### [WHAT IS EXPECTED]
Your answer must be every line of the data that holds the string "Policy".

══ SOURCE DATA

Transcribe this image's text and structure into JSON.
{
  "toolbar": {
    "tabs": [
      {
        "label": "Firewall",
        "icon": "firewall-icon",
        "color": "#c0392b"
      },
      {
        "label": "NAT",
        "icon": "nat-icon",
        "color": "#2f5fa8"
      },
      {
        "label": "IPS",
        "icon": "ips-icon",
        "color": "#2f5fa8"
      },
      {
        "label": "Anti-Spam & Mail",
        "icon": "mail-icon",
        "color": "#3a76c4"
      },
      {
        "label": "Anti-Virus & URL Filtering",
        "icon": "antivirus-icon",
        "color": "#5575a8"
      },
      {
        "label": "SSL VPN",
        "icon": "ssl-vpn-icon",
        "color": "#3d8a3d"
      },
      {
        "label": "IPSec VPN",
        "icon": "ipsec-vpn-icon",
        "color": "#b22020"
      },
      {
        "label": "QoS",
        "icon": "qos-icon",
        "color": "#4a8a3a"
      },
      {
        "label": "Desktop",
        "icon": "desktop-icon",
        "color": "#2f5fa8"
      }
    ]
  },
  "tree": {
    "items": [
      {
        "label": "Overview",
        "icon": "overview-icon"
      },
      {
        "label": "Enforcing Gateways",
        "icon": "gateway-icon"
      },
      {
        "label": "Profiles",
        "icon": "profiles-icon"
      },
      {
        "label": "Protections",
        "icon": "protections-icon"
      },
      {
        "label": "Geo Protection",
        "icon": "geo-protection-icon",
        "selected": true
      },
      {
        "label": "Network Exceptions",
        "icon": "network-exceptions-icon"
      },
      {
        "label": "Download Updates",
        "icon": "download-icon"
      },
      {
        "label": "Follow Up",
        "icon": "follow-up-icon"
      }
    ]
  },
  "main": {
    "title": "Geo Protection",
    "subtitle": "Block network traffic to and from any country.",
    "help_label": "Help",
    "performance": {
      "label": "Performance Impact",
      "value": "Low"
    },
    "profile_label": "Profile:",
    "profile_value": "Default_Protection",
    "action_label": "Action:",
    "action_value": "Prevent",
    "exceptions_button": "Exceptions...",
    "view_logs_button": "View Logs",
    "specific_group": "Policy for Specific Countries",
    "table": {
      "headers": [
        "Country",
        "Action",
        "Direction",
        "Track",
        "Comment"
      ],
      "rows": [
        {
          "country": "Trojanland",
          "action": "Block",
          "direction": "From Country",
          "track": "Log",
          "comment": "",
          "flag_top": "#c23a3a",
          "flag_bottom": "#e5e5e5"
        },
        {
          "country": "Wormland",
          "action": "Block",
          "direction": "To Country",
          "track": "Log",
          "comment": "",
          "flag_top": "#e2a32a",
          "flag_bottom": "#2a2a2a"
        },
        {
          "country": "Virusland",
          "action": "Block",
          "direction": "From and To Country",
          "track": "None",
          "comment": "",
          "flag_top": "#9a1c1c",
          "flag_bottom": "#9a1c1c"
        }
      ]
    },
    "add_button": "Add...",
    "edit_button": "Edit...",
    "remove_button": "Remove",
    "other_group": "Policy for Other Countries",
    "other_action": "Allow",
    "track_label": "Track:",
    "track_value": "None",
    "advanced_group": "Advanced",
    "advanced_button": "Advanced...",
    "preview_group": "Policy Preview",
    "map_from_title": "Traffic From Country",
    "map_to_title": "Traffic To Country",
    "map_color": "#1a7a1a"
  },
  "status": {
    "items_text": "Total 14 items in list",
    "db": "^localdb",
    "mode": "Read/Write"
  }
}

════

### [RESPONSE FOR THIS EXERCISE]
    "specific_group": "Policy for Specific Countries",
    "other_group": "Policy for Other Countries",
    "preview_group": "Policy Preview",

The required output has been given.